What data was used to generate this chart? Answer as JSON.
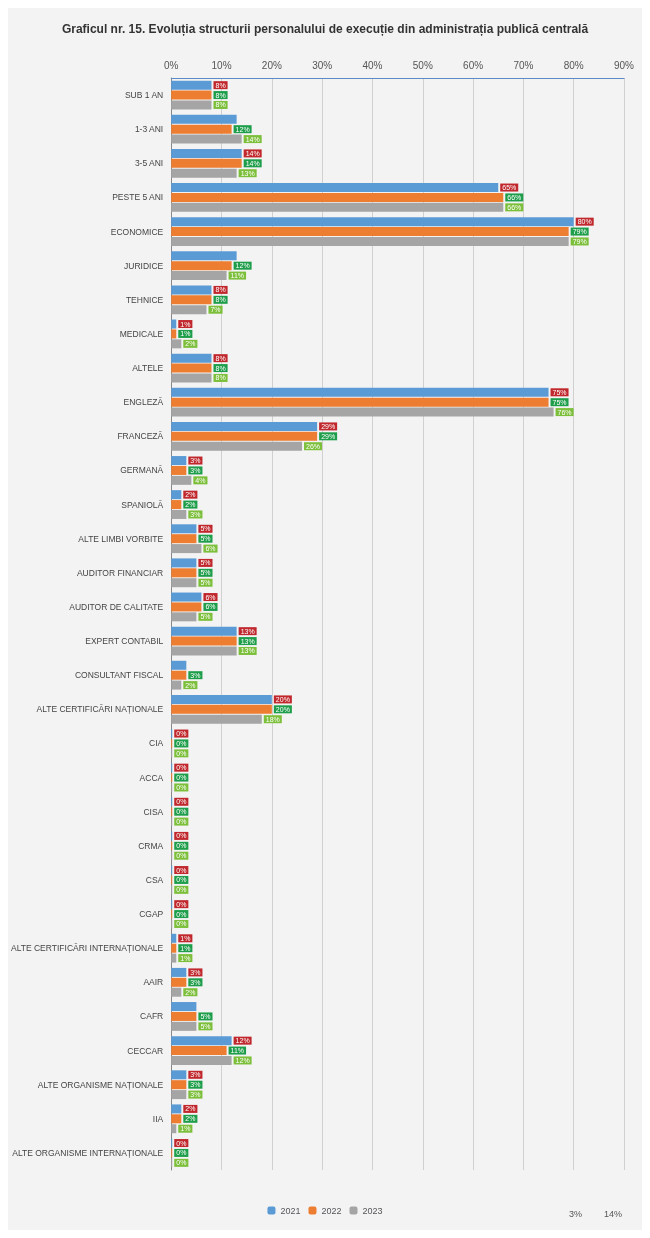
{
  "chart_data": {
    "type": "bar",
    "orientation": "horizontal",
    "title": "Graficul nr. 15. Evoluția structurii personalului de execuție din administrația publică centrală",
    "categories": [
      "SUB 1 AN",
      "1-3 ANI",
      "3-5 ANI",
      "PESTE 5 ANI",
      "ECONOMICE",
      "JURIDICE",
      "TEHNICE",
      "MEDICALE",
      "ALTELE",
      "ENGLEZĂ",
      "FRANCEZĂ",
      "GERMANĂ",
      "SPANIOLĂ",
      "ALTE LIMBI VORBITE",
      "AUDITOR FINANCIAR",
      "AUDITOR DE CALITATE",
      "EXPERT CONTABIL",
      "CONSULTANT FISCAL",
      "ALTE CERTIFICĂRI NAȚIONALE",
      "CIA",
      "ACCA",
      "CISA",
      "CRMA",
      "CSA",
      "CGAP",
      "ALTE CERTIFICĂRI INTERNAȚIONALE",
      "AAIR",
      "CAFR",
      "CECCAR",
      "ALTE ORGANISME NAȚIONALE",
      "IIA",
      "ALTE ORGANISME INTERNAȚIONALE"
    ],
    "series": [
      {
        "name": "2021",
        "color": "#5b9bd5",
        "values": [
          8,
          13,
          14,
          65,
          80,
          13,
          8,
          1,
          8,
          75,
          29,
          3,
          2,
          5,
          5,
          6,
          13,
          3,
          20,
          0,
          0,
          0,
          0,
          0,
          0,
          1,
          3,
          5,
          12,
          3,
          2,
          0
        ],
        "value_labels": [
          "8%",
          null,
          "14%",
          "65%",
          "80%",
          null,
          "8%",
          "1%",
          "8%",
          "75%",
          "29%",
          "3%",
          "2%",
          "5%",
          "5%",
          "6%",
          "13%",
          null,
          "20%",
          "0%",
          "0%",
          "0%",
          "0%",
          "0%",
          "0%",
          "1%",
          "3%",
          null,
          "12%",
          "3%",
          "2%",
          "0%"
        ]
      },
      {
        "name": "2022",
        "color": "#ed7d31",
        "values": [
          8,
          12,
          14,
          66,
          79,
          12,
          8,
          1,
          8,
          75,
          29,
          3,
          2,
          5,
          5,
          6,
          13,
          3,
          20,
          0,
          0,
          0,
          0,
          0,
          0,
          1,
          3,
          5,
          11,
          3,
          2,
          0
        ],
        "value_labels": [
          "8%",
          "12%",
          "14%",
          "66%",
          "79%",
          "12%",
          "8%",
          "1%",
          "8%",
          "75%",
          "29%",
          "3%",
          "2%",
          "5%",
          "5%",
          "6%",
          "13%",
          "3%",
          "20%",
          "0%",
          "0%",
          "0%",
          "0%",
          "0%",
          "0%",
          "1%",
          "3%",
          "5%",
          "11%",
          "3%",
          "2%",
          "0%"
        ]
      },
      {
        "name": "2023",
        "color": "#a5a5a5",
        "values": [
          8,
          14,
          13,
          66,
          79,
          11,
          7,
          2,
          8,
          76,
          26,
          4,
          3,
          6,
          5,
          5,
          13,
          2,
          18,
          0,
          0,
          0,
          0,
          0,
          0,
          1,
          2,
          5,
          12,
          3,
          1,
          0
        ],
        "value_labels": [
          "8%",
          "14%",
          "13%",
          "66%",
          "79%",
          "11%",
          "7%",
          "2%",
          "8%",
          "76%",
          "26%",
          "4%",
          "3%",
          "6%",
          "5%",
          "5%",
          "13%",
          "2%",
          "18%",
          "0%",
          "0%",
          "0%",
          "0%",
          "0%",
          "0%",
          "1%",
          "2%",
          "5%",
          "12%",
          "3%",
          "1%",
          "0%"
        ]
      }
    ],
    "xlim": [
      0,
      90
    ],
    "xticks": [
      {
        "value": 0,
        "label": "0%"
      },
      {
        "value": 10,
        "label": "10%"
      },
      {
        "value": 20,
        "label": "20%"
      },
      {
        "value": 30,
        "label": "30%"
      },
      {
        "value": 40,
        "label": "40%"
      },
      {
        "value": 50,
        "label": "50%"
      },
      {
        "value": 60,
        "label": "60%"
      },
      {
        "value": 70,
        "label": "70%"
      },
      {
        "value": 80,
        "label": "80%"
      },
      {
        "value": 90,
        "label": "90%"
      }
    ],
    "annotations": [
      "14%",
      "3%"
    ],
    "grid": "x",
    "legend": "bottom"
  }
}
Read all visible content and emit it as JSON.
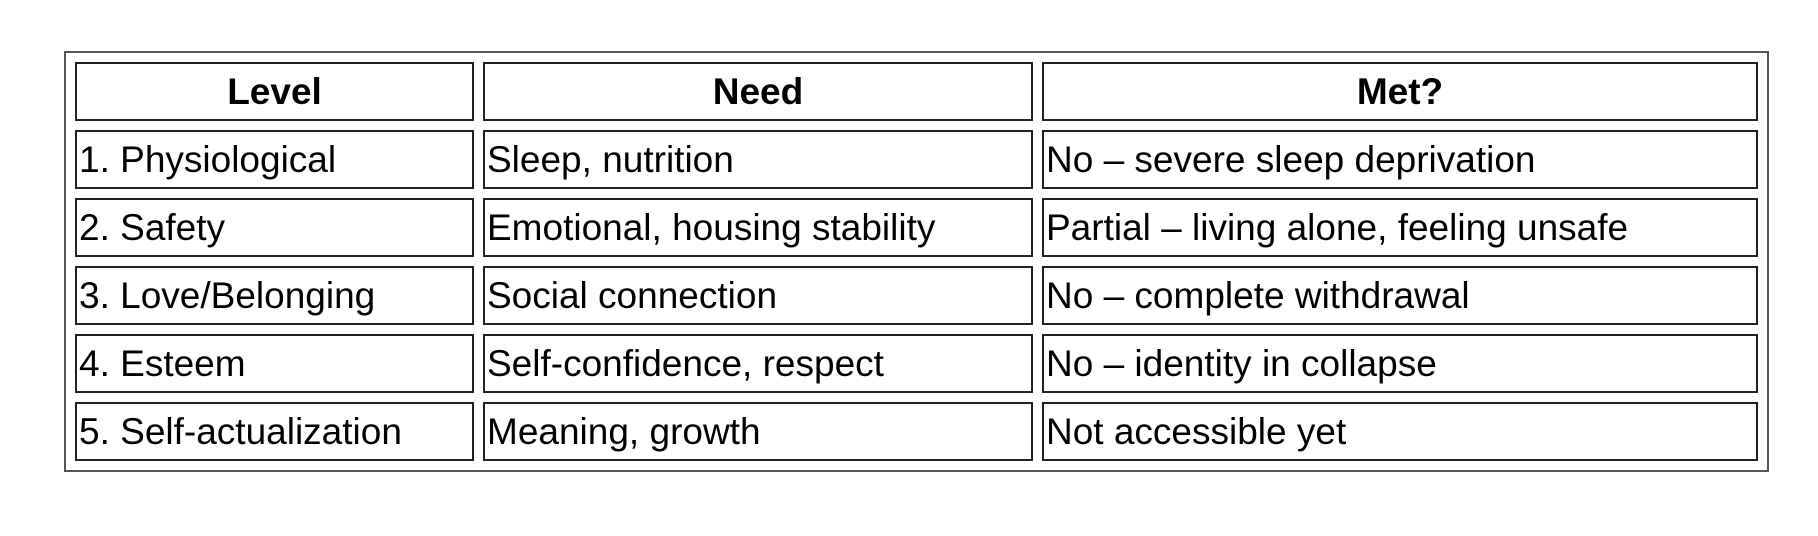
{
  "table": {
    "header": [
      "Level",
      "Need",
      "Met?"
    ],
    "rows": [
      [
        "1. Physiological",
        "Sleep, nutrition",
        "No – severe sleep deprivation"
      ],
      [
        "2. Safety",
        "Emotional, housing stability",
        "Partial – living alone, feeling unsafe"
      ],
      [
        "3. Love/Belonging",
        "Social connection",
        "No – complete withdrawal"
      ],
      [
        "4. Esteem",
        "Self-confidence, respect",
        "No – identity in collapse"
      ],
      [
        "5. Self-actualization",
        "Meaning, growth",
        "Not accessible yet"
      ]
    ]
  }
}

* [Task details] Quote verbatim every line starting at the line that contains "Read all visible content and emit it as JSON." and ending with the last line of the records; omit all pictures.

* [Result of this exercise]
Read all visible content and emit it as JSON.
{
  "table": {
    "header": [
      "Level",
      "Need",
      "Met?"
    ],
    "rows": [
      [
        "1. Physiological",
        "Sleep, nutrition",
        "No – severe sleep deprivation"
      ],
      [
        "2. Safety",
        "Emotional, housing stability",
        "Partial – living alone, feeling unsafe"
      ],
      [
        "3. Love/Belonging",
        "Social connection",
        "No – complete withdrawal"
      ],
      [
        "4. Esteem",
        "Self-confidence, respect",
        "No – identity in collapse"
      ],
      [
        "5. Self-actualization",
        "Meaning, growth",
        "Not accessible yet"
      ]
    ]
  }
}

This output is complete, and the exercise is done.